▸ Page text
Content starts

Friday, January 20, 2012

Goodbye, social life...

Looks like I survived the first two intense weeks of Nursing School! No, I didn't drop of the face of the earth. I've just been sucked so far into my books that I haven't been able to do much surfacing. Between juggling my family and my schooling, there doesn't seem to be much time for anything else. Especially a social life.

I attend classes Monday through Thursday on campus. This is a big change for me considering I have primarily taken online courses since Lucas was born. This first trimester is all lecture based, but that will change in a few short months when we begin our clinicals. I'm really looking forward to actually working with patients and integrating myself into the professional setting.

I am taking Pathophysiology, Nursing Informatics, and Foundations of Nursing. In just these two short weeks I've already taken 3 quizzes, completed a large concept map, started a paper, and done a number of assignments. I have two extremely large exams next week so even my weekends are spent studying. The readings alone are enough to drive one mad. I live nursing. Every aspect of my day is comprised of fitting study/assignment time in whenever and wherever I can.

Sadly, I feel like I am at the greatest disadvantage in my cohort. There are approximately 40 of us students that will go through the entire program together and only a small handful of us have children. Not only do I have two of them, but I also have the youngest baby out of the group. There is a reason most of these students haven't started families yet. Nursing school is very intense and consumes all of your time as it is. I am nervous, but optimistic that I can prioritize and juggle accordingly. Thank goodness my husband has been so supportive and really stepped up into the primary parent role.

It has been quite an adjustment not only on me, but for my entire family as well. To be honest, I was a tad nervous leaving all of my boys alone. And when I say tad, I really mean stressed beyond belief! But my husband has done far better than I could have ever imagined. Not only has he taken charge with his new primary daddy role, but he's done a fair share of work around the house too. I think this has been a valuable experience for him to truly see what I do on a daily basis. Juggling kids and life is a challenge! But he's been wonderful. Truly wonderful.

I love seeing the bond between the three of them grow, but I feel somewhat left out of the loop now. Levin's connection to his daddy is stronger than ever and there have even been a few incidences where he wanted Levi over me. I'm not going to lie...that broke my heart just a little. And I've had to turn down Lucas' play invitations a number of times while concentrating on important work. Nothing makes me feel worse than saying no to my child when he actually wants to play with me. Nursing school is a huge priority in my life, but I hate feeling like I have to push my kids aside at certain times. I know that it isn't going to get any easier, but I also know that these next 18 months are going to build a strong foundation for my career, and ultimately my family.

Content ends

▸ Material provided

Content starts

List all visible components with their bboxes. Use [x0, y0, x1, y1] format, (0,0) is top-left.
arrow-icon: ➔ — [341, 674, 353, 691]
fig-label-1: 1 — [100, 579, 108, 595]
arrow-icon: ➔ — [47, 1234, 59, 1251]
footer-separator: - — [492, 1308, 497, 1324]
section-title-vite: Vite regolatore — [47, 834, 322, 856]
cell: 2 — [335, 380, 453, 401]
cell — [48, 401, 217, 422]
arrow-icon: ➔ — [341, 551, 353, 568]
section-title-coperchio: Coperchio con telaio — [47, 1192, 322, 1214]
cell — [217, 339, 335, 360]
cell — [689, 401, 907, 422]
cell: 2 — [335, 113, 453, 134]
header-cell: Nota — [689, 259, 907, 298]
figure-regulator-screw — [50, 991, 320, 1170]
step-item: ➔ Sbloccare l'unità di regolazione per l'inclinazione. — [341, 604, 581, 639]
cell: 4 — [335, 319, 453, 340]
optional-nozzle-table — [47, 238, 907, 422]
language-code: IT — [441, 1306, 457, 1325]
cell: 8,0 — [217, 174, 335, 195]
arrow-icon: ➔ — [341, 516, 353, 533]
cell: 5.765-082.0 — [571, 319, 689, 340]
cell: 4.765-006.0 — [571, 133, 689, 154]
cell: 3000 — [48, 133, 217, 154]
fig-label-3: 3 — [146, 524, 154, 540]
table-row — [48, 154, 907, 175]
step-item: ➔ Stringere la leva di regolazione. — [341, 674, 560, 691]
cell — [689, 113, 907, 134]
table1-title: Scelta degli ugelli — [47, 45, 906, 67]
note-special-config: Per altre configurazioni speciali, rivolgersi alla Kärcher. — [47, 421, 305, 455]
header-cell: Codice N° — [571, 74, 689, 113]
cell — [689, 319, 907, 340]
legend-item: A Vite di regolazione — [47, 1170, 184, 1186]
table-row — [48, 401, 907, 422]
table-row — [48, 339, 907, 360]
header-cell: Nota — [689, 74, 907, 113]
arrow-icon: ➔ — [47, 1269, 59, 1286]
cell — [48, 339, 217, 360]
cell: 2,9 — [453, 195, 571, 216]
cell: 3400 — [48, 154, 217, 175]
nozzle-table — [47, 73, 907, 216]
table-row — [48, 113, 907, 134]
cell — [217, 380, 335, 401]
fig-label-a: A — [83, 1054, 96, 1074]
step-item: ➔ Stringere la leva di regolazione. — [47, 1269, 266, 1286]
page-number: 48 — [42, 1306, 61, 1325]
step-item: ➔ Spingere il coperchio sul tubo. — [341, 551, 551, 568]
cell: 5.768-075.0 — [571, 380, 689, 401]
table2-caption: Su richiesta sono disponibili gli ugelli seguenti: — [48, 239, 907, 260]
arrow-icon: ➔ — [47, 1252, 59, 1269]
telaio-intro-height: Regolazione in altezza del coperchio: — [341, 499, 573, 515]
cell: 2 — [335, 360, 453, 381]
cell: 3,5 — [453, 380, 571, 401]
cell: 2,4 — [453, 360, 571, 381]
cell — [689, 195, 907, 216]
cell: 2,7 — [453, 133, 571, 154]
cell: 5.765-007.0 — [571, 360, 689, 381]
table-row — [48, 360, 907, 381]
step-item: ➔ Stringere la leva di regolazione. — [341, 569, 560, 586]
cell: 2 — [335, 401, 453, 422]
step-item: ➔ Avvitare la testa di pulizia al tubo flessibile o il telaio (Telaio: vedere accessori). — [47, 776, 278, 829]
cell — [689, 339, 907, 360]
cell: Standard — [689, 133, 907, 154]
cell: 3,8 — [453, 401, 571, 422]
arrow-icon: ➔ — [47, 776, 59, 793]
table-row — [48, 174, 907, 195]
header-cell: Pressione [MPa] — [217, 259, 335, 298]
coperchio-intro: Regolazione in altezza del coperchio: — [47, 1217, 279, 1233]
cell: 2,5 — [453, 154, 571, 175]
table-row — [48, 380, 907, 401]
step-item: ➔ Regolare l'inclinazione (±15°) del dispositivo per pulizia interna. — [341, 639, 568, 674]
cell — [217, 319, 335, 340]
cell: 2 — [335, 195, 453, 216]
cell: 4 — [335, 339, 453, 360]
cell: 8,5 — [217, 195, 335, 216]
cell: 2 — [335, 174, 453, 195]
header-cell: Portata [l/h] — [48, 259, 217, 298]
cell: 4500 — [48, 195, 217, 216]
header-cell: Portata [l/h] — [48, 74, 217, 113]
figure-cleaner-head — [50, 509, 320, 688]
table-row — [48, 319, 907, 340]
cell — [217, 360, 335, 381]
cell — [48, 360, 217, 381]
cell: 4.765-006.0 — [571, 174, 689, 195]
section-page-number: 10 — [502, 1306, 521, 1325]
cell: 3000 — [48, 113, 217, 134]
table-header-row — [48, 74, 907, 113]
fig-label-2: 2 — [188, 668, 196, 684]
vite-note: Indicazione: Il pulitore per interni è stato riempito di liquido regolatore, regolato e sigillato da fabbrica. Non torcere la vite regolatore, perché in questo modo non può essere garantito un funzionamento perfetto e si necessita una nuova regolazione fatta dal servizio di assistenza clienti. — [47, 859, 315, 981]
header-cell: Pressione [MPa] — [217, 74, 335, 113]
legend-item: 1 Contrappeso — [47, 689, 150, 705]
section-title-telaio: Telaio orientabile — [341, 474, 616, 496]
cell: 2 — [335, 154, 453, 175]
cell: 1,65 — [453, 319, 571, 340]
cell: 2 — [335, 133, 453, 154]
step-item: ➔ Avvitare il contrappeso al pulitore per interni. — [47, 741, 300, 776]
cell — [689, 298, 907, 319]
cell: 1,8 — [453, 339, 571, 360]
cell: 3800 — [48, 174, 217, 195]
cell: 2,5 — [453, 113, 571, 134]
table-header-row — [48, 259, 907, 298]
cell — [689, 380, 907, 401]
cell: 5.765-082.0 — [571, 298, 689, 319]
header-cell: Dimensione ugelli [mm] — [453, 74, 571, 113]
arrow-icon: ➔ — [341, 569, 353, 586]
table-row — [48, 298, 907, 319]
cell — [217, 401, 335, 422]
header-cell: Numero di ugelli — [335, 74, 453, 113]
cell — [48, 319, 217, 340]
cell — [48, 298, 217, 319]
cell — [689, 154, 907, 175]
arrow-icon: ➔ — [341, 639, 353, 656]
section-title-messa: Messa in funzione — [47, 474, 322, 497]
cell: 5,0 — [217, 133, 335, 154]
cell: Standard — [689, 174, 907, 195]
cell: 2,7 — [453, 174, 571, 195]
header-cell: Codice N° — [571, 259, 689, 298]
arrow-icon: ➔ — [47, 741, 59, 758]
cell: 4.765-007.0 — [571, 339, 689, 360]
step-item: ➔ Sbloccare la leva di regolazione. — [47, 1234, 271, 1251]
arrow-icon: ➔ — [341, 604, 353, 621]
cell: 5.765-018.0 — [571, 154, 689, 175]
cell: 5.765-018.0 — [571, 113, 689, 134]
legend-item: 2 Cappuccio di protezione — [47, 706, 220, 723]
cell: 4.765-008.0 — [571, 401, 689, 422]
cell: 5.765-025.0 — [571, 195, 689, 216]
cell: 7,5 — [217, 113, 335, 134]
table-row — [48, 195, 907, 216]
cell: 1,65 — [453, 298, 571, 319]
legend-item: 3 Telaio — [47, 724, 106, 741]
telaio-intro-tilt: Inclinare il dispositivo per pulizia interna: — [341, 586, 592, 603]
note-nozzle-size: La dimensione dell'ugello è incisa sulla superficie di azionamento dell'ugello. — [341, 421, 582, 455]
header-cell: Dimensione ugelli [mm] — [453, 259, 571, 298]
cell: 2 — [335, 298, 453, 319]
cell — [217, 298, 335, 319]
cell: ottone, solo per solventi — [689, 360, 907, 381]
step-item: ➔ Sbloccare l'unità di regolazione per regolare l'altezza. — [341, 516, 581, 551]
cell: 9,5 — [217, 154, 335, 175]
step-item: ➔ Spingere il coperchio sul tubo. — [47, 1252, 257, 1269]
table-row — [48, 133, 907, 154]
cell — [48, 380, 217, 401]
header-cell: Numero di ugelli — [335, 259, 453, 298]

Content ends

▸ Exercise instructions
**a)** From the nursing school post, list every course the writer is taking.
**b)** Decide whether each statement agrees with the nursing school post: (i) The writer's classes meet on campus Monday through Thursday. (ii) The first trimester includes clinical work with patients. (iii) The writer's cohort has about 40 students. Answer yes or no for each, quoting the deciding words.
**c)** Duplicate the passage of the nursing school post that begins at the words "I am taking" and stops after "wherever I can.".

▸ Results of the exercise
**a)**
Pathophysiology
Nursing Informatics
Foundations of Nursing

**b)**
(i) Yes: "I attend classes Monday through Thursday on campus."
(ii) No: "This first trimester is all lecture based, but that will change in a few short months when we begin our clinicals."
(iii) Yes: "There are approximately 40 of us students that will go through the entire program together"

**c)**
I am taking Pathophysiology, Nursing Informatics, and Foundations of Nursing. In just these two short weeks I've already taken 3 quizzes, completed a large concept map, started a paper, and done a number of assignments. I have two extremely large exams next week so even my weekends are spent studying. The readings alone are enough to drive one mad. I live nursing. Every aspect of my day is comprised of fitting study/assignment time in whenever and wherever I can.